Items from a dataset:
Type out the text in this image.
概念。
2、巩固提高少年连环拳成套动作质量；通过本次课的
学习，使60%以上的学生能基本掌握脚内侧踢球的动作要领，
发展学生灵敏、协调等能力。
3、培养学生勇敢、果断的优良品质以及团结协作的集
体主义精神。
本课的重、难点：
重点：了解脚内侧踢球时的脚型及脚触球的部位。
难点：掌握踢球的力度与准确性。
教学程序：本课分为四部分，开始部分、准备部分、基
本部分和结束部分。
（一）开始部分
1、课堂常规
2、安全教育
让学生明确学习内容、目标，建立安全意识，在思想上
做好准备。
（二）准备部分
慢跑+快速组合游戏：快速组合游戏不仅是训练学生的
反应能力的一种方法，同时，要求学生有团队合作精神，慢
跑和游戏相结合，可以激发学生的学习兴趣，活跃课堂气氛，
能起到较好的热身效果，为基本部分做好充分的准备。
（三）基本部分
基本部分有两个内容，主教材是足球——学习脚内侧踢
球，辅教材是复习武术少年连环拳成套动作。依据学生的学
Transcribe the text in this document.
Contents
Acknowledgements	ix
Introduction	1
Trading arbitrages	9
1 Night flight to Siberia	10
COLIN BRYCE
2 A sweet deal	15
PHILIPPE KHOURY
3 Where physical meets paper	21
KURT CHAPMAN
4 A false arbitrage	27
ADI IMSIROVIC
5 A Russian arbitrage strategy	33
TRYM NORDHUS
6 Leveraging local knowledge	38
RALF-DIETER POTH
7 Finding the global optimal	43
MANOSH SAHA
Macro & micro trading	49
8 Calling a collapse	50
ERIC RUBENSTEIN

- **Exercise**
Return the whole listing exactly.

- **Task result**
Type out the text in this image.
概念。
2、巩固提高少年连环拳成套动作质量；通过本次课的
学习，使60%以上的学生能基本掌握脚内侧踢球的动作要领，
发展学生灵敏、协调等能力。
3、培养学生勇敢、果断的优良品质以及团结协作的集
体主义精神。
本课的重、难点：
重点：了解脚内侧踢球时的脚型及脚触球的部位。
难点：掌握踢球的力度与准确性。
教学程序：本课分为四部分，开始部分、准备部分、基
本部分和结束部分。
（一）开始部分
1、课堂常规
2、安全教育
让学生明确学习内容、目标，建立安全意识，在思想上
做好准备。
（二）准备部分
慢跑+快速组合游戏：快速组合游戏不仅是训练学生的
反应能力的一种方法，同时，要求学生有团队合作精神，慢
跑和游戏相结合，可以激发学生的学习兴趣，活跃课堂气氛，
能起到较好的热身效果，为基本部分做好充分的准备。
（三）基本部分
基本部分有两个内容，主教材是足球——学习脚内侧踢
球，辅教材是复习武术少年连环拳成套动作。依据学生的学
Transcribe the text in this document.
Contents
Acknowledgements	ix
Introduction	1
Trading arbitrages	9
1 Night flight to Siberia	10
COLIN BRYCE
2 A sweet deal	15
PHILIPPE KHOURY
3 Where physical meets paper	21
KURT CHAPMAN
4 A false arbitrage	27
ADI IMSIROVIC
5 A Russian arbitrage strategy	33
TRYM NORDHUS
6 Leveraging local knowledge	38
RALF-DIETER POTH
7 Finding the global optimal	43
MANOSH SAHA
Macro & micro trading	49
8 Calling a collapse	50
ERIC RUBENSTEIN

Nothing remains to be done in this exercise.